WORK TO DO:
The answer is one number: how many lines hold the string "this".

— Start EXTRACTED ENTRIES —

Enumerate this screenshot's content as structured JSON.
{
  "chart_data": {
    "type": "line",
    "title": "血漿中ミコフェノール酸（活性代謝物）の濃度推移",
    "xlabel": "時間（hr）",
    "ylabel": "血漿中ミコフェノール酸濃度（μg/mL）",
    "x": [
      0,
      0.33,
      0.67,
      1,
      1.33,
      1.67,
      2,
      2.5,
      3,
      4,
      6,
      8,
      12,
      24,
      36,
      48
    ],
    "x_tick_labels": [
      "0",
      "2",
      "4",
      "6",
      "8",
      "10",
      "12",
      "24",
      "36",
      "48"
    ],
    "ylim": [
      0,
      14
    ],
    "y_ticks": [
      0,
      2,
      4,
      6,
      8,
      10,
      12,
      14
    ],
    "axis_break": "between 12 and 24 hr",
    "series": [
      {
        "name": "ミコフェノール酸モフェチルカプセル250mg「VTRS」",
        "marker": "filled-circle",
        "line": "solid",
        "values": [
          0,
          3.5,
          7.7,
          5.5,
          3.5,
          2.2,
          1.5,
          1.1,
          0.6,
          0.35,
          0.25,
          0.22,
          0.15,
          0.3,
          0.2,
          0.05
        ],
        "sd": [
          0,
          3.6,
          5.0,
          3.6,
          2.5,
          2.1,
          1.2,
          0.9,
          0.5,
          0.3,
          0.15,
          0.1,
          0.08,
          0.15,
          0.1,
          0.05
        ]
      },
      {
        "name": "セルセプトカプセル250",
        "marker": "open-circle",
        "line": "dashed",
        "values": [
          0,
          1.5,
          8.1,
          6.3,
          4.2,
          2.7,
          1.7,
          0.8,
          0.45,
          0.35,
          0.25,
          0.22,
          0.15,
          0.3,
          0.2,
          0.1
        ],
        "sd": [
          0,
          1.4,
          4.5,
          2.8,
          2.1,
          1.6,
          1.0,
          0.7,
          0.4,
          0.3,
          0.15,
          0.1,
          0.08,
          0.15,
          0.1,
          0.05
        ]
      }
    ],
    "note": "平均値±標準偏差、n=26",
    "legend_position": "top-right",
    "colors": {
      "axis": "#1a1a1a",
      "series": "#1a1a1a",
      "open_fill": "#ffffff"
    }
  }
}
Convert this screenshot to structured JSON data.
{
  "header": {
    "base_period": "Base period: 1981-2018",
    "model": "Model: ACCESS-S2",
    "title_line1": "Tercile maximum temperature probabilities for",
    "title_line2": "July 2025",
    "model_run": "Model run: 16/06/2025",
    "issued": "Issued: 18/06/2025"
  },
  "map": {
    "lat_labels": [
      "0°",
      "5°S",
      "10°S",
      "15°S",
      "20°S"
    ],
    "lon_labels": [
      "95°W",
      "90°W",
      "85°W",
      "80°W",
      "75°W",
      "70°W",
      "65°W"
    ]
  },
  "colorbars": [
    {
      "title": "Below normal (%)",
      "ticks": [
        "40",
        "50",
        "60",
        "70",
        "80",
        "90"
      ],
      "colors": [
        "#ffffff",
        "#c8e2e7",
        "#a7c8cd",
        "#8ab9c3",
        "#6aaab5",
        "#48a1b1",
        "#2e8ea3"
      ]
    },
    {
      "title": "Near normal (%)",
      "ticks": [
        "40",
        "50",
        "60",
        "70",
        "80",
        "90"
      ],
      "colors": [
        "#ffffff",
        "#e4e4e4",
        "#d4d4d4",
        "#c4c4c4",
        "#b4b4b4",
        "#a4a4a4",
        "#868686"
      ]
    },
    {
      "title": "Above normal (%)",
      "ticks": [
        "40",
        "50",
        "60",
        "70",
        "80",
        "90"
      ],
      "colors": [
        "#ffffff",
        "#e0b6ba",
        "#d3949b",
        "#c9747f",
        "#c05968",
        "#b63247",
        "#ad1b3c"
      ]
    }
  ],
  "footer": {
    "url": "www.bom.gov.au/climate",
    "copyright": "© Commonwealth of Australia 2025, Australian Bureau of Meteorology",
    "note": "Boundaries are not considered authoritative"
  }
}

— End EXTRACTED ENTRIES —

EXERCISE SOLUTION:
2